**DO THIS:**
Return each line of the records with nothing changed, pictures excepted.

**EXERCISE INPUTS:**

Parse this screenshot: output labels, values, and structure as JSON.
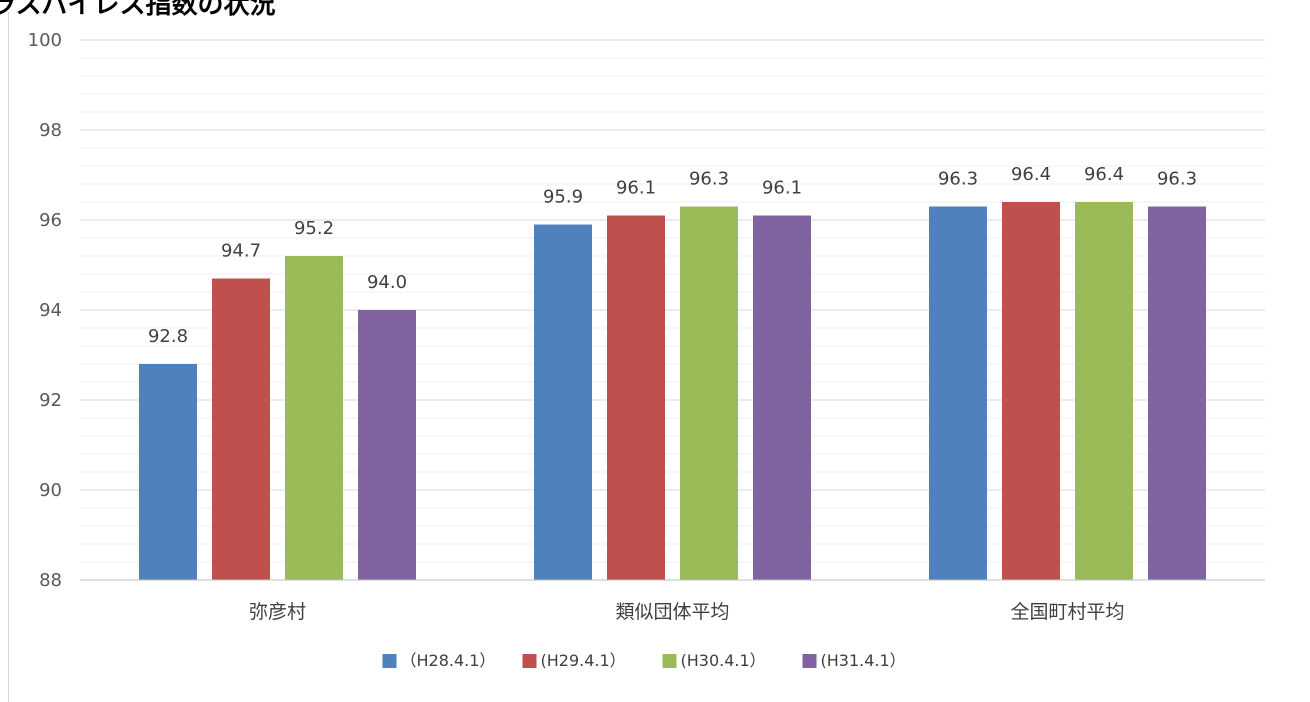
{
  "chart_data": {
    "type": "bar",
    "title": "ラスパイレス指数の状況",
    "categories": [
      "弥彦村",
      "類似団体平均",
      "全国町村平均"
    ],
    "series": [
      {
        "name": "（H28.4.1）",
        "color": "#4f81bd",
        "values": [
          92.8,
          95.9,
          96.3
        ],
        "labels": [
          "92.8",
          "95.9",
          "96.3"
        ]
      },
      {
        "name": "(H29.4.1）",
        "color": "#c0504d",
        "values": [
          94.7,
          96.1,
          96.4
        ],
        "labels": [
          "94.7",
          "96.1",
          "96.4"
        ]
      },
      {
        "name": "(H30.4.1）",
        "color": "#9bbb59",
        "values": [
          95.2,
          96.3,
          96.4
        ],
        "labels": [
          "95.2",
          "96.3",
          "96.4"
        ]
      },
      {
        "name": "(H31.4.1）",
        "color": "#8064a2",
        "values": [
          94.0,
          96.1,
          96.3
        ],
        "labels": [
          "94.0",
          "96.1",
          "96.3"
        ]
      }
    ],
    "ylim": [
      88,
      100
    ],
    "yticks": [
      "88",
      "90",
      "92",
      "94",
      "96",
      "98",
      "100"
    ],
    "xlabel": "",
    "ylabel": "",
    "grid": true,
    "legend": "bottom"
  }
}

**RESULT FOR THIS EXERCISE:**
Parse this screenshot: output labels, values, and structure as JSON.
{
  "chart_data": {
    "type": "bar",
    "title": "ラスパイレス指数の状況",
    "categories": [
      "弥彦村",
      "類似団体平均",
      "全国町村平均"
    ],
    "series": [
      {
        "name": "（H28.4.1）",
        "color": "#4f81bd",
        "values": [
          92.8,
          95.9,
          96.3
        ],
        "labels": [
          "92.8",
          "95.9",
          "96.3"
        ]
      },
      {
        "name": "(H29.4.1）",
        "color": "#c0504d",
        "values": [
          94.7,
          96.1,
          96.4
        ],
        "labels": [
          "94.7",
          "96.1",
          "96.4"
        ]
      },
      {
        "name": "(H30.4.1）",
        "color": "#9bbb59",
        "values": [
          95.2,
          96.3,
          96.4
        ],
        "labels": [
          "95.2",
          "96.3",
          "96.4"
        ]
      },
      {
        "name": "(H31.4.1）",
        "color": "#8064a2",
        "values": [
          94.0,
          96.1,
          96.3
        ],
        "labels": [
          "94.0",
          "96.1",
          "96.3"
        ]
      }
    ],
    "ylim": [
      88,
      100
    ],
    "yticks": [
      "88",
      "90",
      "92",
      "94",
      "96",
      "98",
      "100"
    ],
    "xlabel": "",
    "ylabel": "",
    "grid": true,
    "legend": "bottom"
  }
}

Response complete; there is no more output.